### Material to process
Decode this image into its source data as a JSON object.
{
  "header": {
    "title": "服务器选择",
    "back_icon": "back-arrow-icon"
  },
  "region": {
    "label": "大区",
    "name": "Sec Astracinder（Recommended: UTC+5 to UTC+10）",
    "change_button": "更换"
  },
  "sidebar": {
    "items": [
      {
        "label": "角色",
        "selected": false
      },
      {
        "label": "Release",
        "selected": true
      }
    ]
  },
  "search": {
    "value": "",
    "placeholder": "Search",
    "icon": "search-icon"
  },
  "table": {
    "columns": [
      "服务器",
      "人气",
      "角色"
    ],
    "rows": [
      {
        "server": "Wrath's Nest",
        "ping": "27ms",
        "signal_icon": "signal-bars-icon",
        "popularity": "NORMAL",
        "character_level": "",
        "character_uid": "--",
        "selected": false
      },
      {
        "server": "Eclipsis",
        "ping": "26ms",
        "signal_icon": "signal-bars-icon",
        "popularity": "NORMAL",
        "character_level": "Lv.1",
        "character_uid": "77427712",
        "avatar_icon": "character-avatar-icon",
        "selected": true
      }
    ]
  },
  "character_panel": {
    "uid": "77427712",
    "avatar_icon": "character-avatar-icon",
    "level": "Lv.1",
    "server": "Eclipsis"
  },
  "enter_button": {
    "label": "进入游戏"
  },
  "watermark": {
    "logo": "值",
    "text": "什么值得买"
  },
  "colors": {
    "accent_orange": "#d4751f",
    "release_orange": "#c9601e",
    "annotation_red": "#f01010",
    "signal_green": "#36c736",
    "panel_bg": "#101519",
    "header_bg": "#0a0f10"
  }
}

### Task to complete
Identify which lines contain the word "server" and copy each one.

### Output of the exercise
        "server": "Wrath's Nest",
        "server": "Eclipsis",
    "server": "Eclipsis"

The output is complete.